(Collection entries)
============

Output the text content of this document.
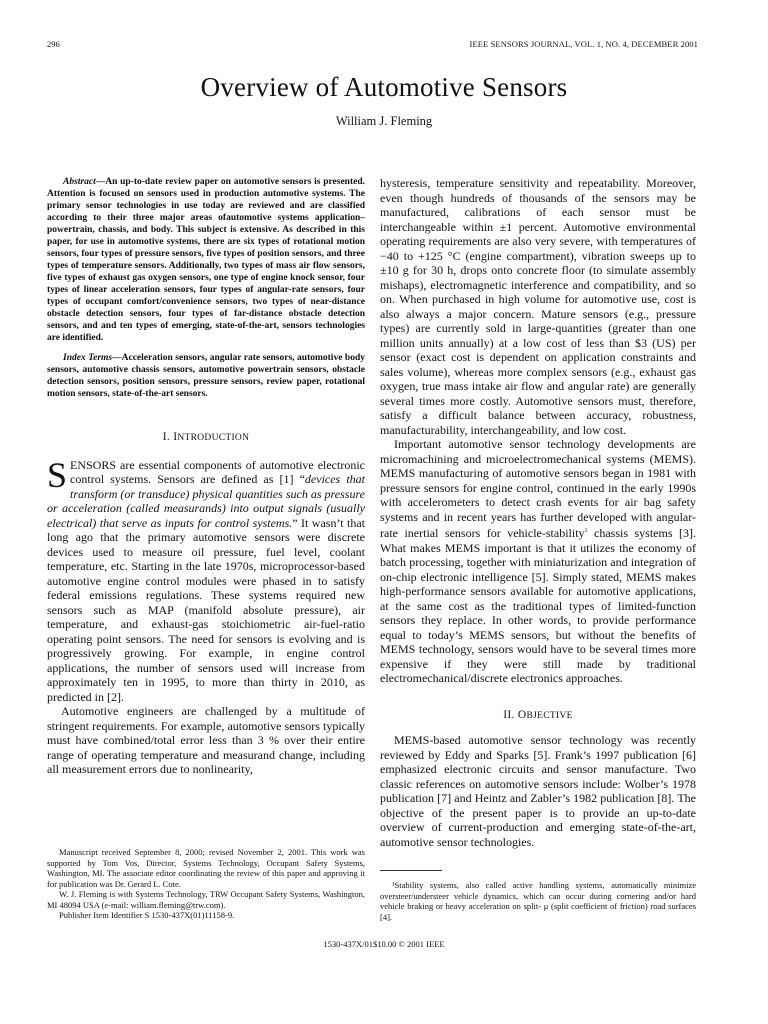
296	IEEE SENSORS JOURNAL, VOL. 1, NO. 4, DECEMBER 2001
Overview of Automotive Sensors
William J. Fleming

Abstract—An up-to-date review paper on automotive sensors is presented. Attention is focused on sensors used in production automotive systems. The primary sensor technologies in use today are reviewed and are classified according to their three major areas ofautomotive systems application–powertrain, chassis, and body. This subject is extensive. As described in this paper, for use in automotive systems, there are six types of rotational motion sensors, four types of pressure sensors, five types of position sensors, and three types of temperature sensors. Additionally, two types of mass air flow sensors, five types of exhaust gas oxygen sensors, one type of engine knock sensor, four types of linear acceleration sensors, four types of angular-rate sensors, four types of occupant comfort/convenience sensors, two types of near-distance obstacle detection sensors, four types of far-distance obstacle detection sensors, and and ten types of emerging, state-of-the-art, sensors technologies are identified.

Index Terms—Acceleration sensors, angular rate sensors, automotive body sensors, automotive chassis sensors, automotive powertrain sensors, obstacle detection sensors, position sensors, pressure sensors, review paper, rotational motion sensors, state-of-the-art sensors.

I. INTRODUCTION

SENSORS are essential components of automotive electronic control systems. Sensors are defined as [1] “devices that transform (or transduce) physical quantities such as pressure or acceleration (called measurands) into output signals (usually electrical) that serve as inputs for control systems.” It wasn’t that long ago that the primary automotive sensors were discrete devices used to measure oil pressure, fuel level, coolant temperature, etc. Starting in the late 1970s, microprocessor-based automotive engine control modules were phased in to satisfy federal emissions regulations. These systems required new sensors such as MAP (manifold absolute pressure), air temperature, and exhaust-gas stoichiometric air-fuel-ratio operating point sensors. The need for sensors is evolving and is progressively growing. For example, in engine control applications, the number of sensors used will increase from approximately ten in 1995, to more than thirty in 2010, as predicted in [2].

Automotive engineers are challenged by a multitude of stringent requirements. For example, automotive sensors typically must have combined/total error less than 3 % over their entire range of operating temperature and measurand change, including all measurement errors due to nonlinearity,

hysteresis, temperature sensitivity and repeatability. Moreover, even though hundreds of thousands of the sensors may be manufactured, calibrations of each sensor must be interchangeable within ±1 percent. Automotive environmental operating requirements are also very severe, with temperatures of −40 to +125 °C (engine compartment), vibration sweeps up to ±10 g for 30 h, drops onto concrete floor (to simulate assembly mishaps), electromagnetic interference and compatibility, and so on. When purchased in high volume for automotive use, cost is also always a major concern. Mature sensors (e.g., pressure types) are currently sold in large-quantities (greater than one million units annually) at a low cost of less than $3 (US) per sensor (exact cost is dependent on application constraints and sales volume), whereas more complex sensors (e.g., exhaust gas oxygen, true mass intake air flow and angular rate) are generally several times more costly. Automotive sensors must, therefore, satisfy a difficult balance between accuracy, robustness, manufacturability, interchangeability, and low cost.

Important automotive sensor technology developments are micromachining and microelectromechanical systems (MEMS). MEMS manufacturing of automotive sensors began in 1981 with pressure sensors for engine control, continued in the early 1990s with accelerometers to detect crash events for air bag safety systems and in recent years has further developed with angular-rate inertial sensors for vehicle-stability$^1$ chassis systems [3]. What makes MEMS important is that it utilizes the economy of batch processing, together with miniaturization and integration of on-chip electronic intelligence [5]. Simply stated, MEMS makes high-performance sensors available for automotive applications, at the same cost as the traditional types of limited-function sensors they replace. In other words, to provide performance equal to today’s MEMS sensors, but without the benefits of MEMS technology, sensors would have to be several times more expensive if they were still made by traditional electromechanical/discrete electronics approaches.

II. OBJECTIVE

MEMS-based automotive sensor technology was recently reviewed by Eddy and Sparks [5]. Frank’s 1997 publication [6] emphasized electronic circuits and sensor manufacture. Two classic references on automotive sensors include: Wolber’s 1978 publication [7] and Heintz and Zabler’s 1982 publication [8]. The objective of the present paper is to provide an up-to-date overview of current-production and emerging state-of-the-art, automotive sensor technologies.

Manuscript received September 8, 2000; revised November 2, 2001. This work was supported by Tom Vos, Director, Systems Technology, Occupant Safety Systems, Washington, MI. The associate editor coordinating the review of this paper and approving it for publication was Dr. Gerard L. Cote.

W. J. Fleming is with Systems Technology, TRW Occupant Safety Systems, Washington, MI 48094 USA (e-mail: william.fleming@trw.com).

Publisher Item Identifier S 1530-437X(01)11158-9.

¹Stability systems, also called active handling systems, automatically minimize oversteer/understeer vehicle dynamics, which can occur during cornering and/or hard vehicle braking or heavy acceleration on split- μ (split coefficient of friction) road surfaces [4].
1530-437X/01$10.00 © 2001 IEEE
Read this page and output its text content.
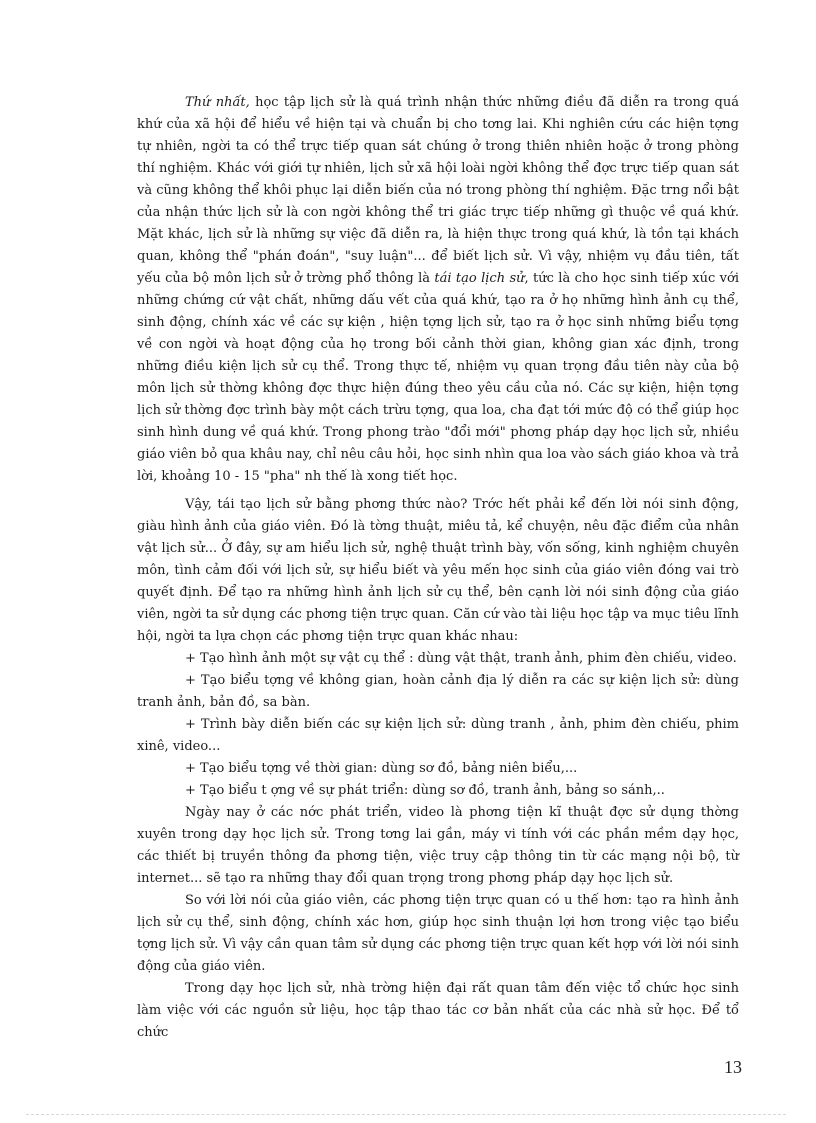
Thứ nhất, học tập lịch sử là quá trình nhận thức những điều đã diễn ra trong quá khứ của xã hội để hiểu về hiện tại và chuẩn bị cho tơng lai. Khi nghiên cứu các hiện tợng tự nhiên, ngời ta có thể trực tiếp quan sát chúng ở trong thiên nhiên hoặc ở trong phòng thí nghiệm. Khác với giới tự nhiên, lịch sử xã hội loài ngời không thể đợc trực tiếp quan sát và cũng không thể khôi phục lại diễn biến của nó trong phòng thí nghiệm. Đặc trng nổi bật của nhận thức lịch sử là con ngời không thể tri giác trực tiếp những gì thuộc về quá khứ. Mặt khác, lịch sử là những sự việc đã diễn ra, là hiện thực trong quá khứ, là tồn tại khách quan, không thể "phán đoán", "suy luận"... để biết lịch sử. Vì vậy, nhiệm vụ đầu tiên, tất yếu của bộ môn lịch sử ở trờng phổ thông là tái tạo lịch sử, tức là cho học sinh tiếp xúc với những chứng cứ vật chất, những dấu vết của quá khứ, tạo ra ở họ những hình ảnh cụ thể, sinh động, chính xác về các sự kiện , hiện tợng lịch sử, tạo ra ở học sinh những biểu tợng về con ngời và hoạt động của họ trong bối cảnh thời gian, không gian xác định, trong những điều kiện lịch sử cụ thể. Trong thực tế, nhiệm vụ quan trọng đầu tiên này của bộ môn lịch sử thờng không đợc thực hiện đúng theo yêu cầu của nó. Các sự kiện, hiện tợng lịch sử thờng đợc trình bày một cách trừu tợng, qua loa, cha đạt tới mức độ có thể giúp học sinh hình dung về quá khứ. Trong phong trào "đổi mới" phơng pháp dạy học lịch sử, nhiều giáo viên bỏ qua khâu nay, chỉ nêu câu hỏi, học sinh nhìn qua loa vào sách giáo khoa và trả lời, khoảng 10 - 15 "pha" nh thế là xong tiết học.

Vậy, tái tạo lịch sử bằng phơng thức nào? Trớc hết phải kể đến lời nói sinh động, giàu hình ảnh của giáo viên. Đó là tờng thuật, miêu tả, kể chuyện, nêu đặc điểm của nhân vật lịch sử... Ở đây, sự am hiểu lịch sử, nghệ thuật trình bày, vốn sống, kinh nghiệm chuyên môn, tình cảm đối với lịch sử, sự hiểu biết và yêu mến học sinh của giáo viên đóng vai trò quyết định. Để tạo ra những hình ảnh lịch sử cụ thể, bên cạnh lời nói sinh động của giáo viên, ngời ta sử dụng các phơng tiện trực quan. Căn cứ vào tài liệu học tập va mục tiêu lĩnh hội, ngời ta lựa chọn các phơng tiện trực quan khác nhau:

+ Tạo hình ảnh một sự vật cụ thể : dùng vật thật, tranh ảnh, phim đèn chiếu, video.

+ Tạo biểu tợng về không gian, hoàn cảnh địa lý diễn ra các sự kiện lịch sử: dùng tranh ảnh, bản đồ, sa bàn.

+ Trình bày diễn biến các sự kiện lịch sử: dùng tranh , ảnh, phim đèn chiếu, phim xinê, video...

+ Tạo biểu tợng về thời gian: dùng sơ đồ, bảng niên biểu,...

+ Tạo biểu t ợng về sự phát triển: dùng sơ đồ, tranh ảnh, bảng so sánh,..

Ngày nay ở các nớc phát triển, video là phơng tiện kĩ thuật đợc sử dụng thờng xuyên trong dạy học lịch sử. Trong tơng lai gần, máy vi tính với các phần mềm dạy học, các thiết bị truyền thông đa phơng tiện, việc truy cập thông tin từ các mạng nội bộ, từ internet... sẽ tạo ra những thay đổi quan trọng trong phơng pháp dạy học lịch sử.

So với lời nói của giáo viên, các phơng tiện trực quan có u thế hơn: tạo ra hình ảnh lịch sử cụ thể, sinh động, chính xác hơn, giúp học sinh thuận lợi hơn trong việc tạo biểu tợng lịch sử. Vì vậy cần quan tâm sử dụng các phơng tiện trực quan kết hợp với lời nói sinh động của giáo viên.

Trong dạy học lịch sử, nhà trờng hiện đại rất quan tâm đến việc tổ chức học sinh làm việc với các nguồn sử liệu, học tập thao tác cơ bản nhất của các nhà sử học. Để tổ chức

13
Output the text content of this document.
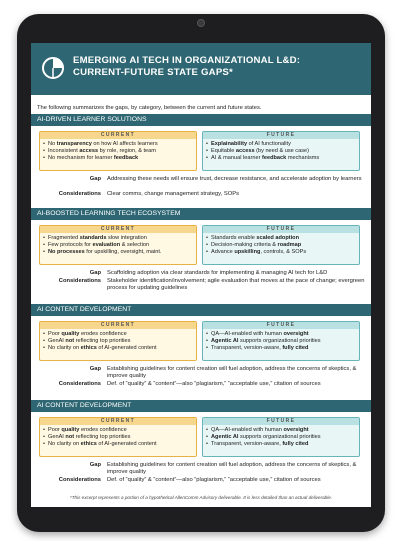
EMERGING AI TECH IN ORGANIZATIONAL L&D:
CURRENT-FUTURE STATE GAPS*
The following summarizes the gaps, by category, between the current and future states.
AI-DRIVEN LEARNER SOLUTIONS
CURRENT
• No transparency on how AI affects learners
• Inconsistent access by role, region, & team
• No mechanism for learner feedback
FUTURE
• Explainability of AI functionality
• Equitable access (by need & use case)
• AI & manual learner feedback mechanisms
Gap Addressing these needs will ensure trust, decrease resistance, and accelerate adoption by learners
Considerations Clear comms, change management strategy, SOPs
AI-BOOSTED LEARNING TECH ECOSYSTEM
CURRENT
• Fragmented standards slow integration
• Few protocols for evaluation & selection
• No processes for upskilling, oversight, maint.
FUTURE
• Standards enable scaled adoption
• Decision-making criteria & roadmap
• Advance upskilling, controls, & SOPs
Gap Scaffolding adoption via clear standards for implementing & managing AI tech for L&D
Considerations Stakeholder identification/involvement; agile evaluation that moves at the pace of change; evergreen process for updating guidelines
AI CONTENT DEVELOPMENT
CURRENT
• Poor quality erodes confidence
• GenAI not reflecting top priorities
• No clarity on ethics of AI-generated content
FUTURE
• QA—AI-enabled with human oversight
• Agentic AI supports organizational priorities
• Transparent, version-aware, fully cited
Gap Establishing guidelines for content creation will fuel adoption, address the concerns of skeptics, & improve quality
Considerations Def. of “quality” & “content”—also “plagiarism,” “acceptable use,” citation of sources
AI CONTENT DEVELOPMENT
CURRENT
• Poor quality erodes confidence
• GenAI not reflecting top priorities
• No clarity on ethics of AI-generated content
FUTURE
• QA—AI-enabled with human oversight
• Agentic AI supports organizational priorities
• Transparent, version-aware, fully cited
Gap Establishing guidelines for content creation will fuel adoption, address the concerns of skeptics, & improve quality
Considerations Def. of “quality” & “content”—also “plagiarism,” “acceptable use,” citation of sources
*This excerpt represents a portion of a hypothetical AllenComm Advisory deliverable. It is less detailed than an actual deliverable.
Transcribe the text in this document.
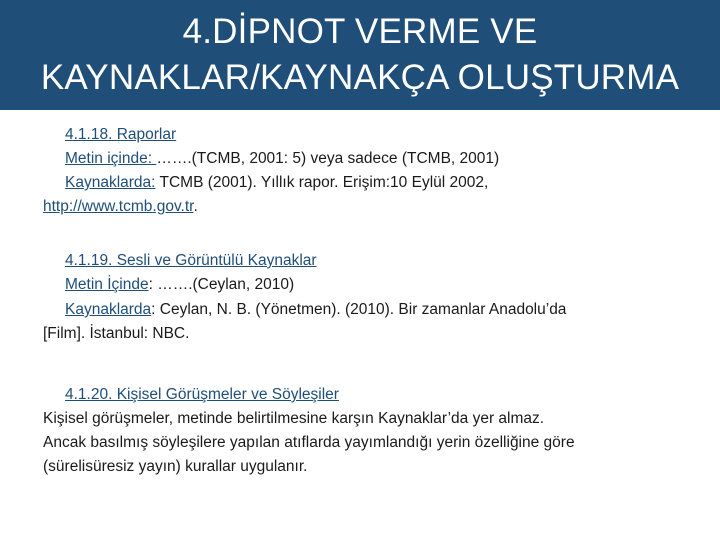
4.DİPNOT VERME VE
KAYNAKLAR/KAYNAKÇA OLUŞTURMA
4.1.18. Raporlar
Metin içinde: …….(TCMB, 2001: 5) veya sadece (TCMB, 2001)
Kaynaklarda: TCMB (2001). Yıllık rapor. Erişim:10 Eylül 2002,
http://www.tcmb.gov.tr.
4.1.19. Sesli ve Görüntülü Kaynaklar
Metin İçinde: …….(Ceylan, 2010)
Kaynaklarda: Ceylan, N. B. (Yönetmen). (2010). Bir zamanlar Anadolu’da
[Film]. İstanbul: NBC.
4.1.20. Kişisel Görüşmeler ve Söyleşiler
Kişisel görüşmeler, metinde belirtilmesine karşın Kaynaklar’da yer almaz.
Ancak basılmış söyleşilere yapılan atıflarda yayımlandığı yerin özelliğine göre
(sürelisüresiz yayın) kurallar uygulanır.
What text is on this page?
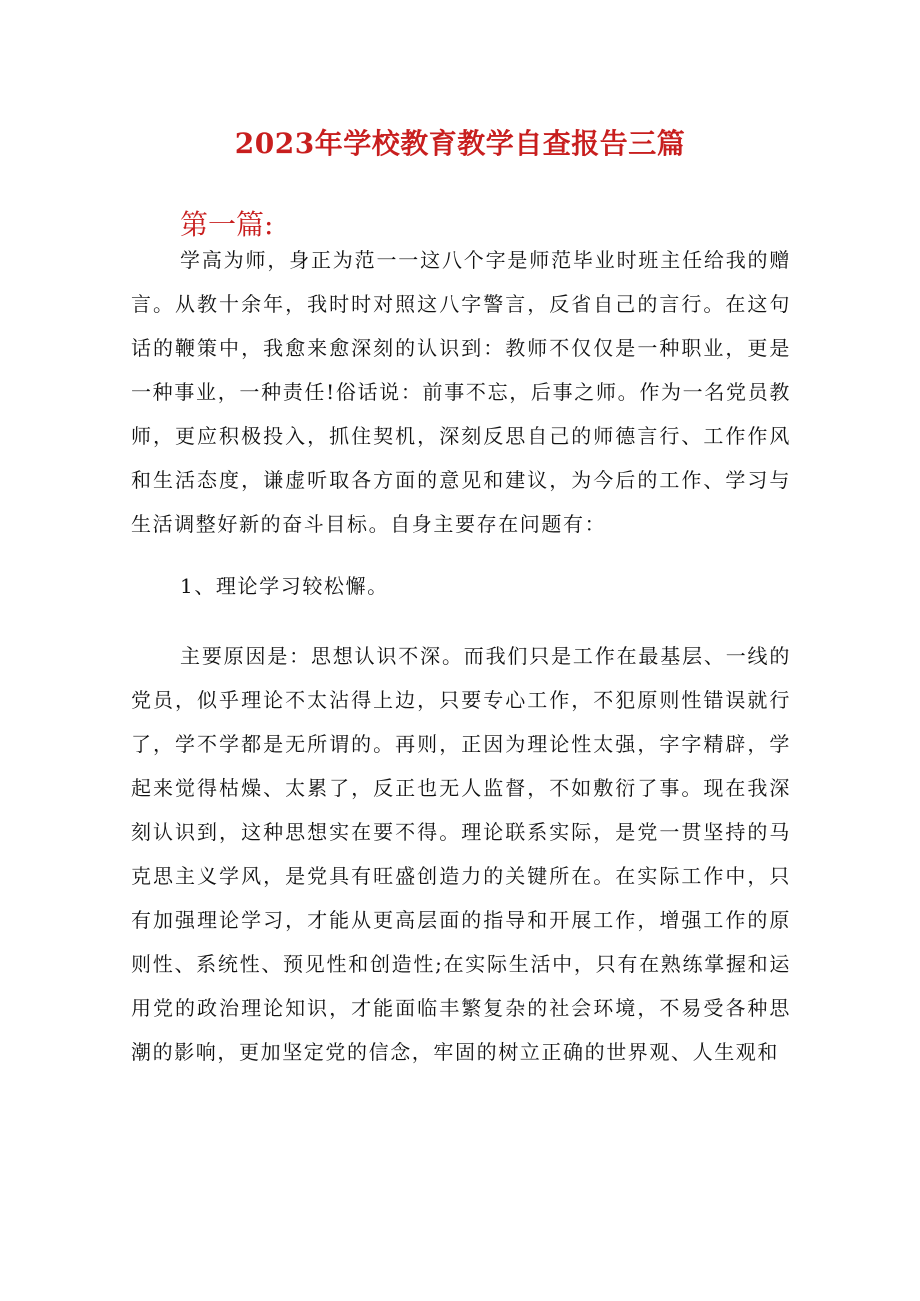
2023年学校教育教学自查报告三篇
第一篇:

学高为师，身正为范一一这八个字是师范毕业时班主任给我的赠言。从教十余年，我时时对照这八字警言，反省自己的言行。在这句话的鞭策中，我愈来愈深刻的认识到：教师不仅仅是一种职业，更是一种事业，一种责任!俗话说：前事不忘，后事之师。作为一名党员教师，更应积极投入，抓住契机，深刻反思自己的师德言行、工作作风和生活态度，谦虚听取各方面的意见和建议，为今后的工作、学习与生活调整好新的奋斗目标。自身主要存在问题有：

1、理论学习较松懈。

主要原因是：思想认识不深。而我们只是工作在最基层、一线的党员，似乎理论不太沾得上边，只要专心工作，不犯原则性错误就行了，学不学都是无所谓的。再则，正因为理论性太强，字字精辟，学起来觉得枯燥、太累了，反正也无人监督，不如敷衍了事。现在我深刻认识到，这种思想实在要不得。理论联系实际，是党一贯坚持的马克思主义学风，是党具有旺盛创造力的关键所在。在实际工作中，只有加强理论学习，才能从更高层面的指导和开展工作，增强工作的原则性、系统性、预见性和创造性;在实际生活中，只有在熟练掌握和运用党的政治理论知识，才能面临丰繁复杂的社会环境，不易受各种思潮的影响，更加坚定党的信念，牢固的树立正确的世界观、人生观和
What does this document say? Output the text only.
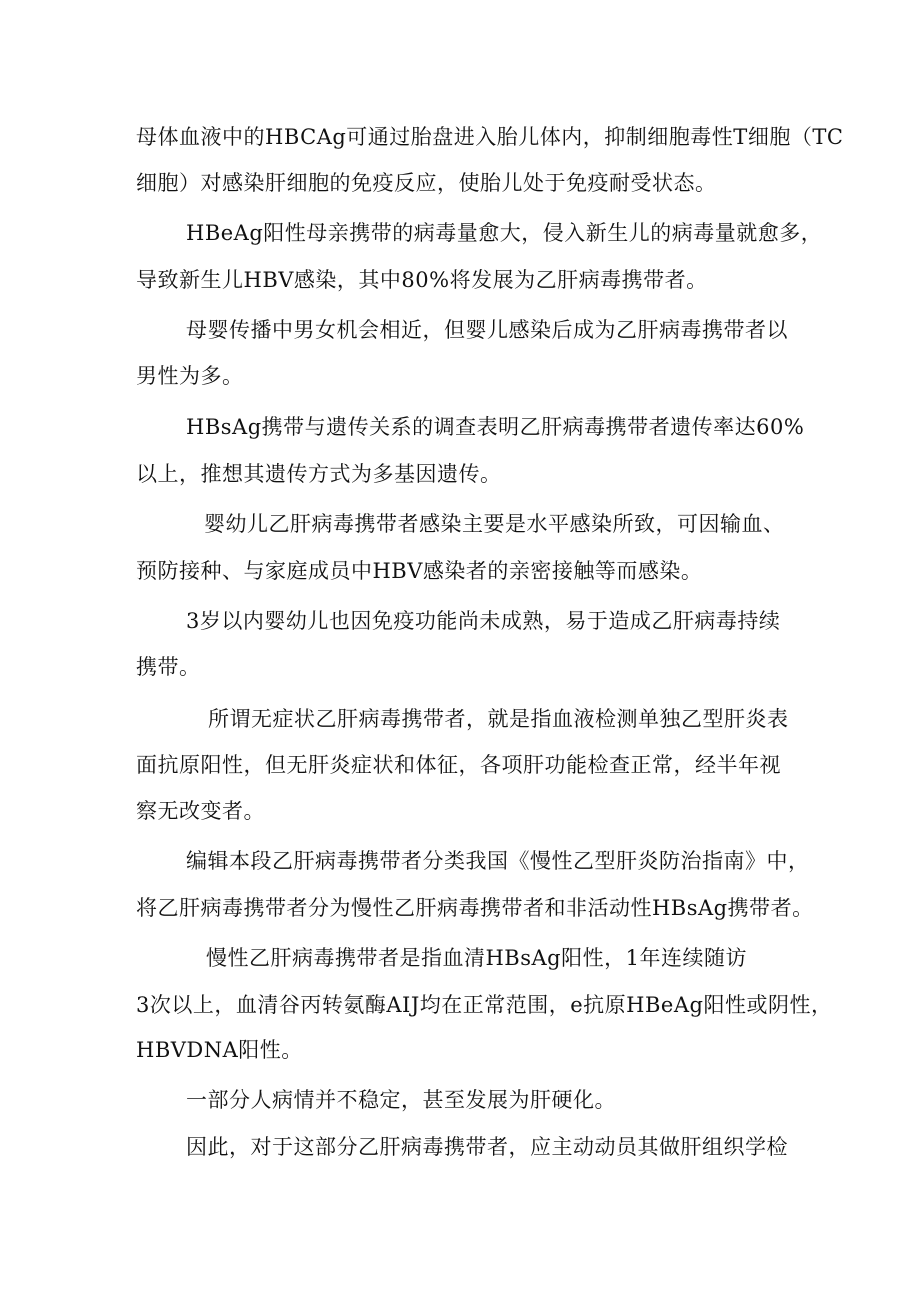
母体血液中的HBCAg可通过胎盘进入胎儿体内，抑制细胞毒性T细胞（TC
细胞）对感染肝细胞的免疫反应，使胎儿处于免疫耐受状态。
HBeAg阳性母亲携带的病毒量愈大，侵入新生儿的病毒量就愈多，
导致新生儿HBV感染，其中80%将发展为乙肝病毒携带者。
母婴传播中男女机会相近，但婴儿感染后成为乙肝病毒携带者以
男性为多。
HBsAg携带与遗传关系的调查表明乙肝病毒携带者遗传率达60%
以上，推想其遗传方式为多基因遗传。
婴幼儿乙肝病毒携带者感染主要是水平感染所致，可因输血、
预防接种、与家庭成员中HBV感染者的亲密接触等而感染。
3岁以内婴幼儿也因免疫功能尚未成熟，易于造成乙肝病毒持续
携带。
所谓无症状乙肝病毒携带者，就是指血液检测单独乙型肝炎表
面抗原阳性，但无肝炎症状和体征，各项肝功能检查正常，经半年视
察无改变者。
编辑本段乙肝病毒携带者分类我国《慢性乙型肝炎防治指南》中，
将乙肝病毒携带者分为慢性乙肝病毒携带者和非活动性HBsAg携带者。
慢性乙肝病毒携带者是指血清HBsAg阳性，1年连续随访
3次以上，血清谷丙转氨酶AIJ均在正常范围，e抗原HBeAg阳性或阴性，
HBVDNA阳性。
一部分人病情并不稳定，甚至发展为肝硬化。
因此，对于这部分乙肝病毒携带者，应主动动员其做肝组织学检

============

PROBLEM STATEMENT — Identify every line above with the string "Considerations" in it. Copy those lines.

RESULT OF THE TASK —
Considerations Clear comms, change management strategy, SOPs
Considerations Stakeholder identification/involvement; agile evaluation that moves at the pace of change; evergreen process for updating guidelines
Considerations Def. of “quality” & “content”—also “plagiarism,” “acceptable use,” citation of sources
Considerations Def. of “quality” & “content”—also “plagiarism,” “acceptable use,” citation of sources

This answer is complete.